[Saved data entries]
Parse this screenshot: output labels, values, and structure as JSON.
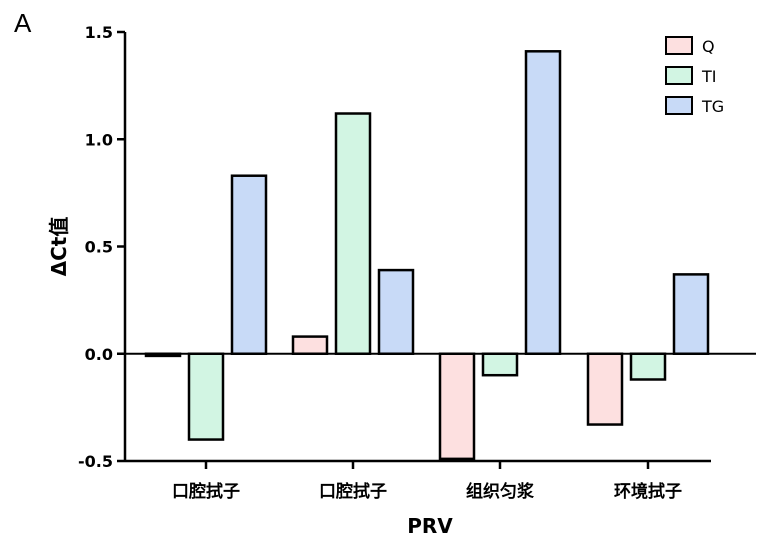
{
  "panel_label": "A",
  "chart_data": {
    "type": "bar",
    "categories": [
      "口腔拭子",
      "口腔拭子",
      "组织匀浆",
      "环境拭子"
    ],
    "series": [
      {
        "name": "Q",
        "color": "#fde0e0",
        "values": [
          -0.01,
          0.08,
          -0.49,
          -0.33
        ]
      },
      {
        "name": "TI",
        "color": "#d2f5e3",
        "values": [
          -0.4,
          1.12,
          -0.1,
          -0.12
        ]
      },
      {
        "name": "TG",
        "color": "#c8daf7",
        "values": [
          0.83,
          0.39,
          1.41,
          0.37
        ]
      }
    ],
    "xlabel": "PRV",
    "ylabel": "ΔCt值",
    "ylim": [
      -0.5,
      1.5
    ],
    "yticks": [
      "-0.5",
      "0.0",
      "0.5",
      "1.0",
      "1.5"
    ],
    "legend_position": "top-right",
    "grid": false
  }
}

• _Exercise task_
Every line is to be duplicated exactly, though pictures stay out.

• _Solved problem_
Parse this screenshot: output labels, values, and structure as JSON.
{
  "panel_label": "A",
  "chart_data": {
    "type": "bar",
    "categories": [
      "口腔拭子",
      "口腔拭子",
      "组织匀浆",
      "环境拭子"
    ],
    "series": [
      {
        "name": "Q",
        "color": "#fde0e0",
        "values": [
          -0.01,
          0.08,
          -0.49,
          -0.33
        ]
      },
      {
        "name": "TI",
        "color": "#d2f5e3",
        "values": [
          -0.4,
          1.12,
          -0.1,
          -0.12
        ]
      },
      {
        "name": "TG",
        "color": "#c8daf7",
        "values": [
          0.83,
          0.39,
          1.41,
          0.37
        ]
      }
    ],
    "xlabel": "PRV",
    "ylabel": "ΔCt值",
    "ylim": [
      -0.5,
      1.5
    ],
    "yticks": [
      "-0.5",
      "0.0",
      "0.5",
      "1.0",
      "1.5"
    ],
    "legend_position": "top-right",
    "grid": false
  }
}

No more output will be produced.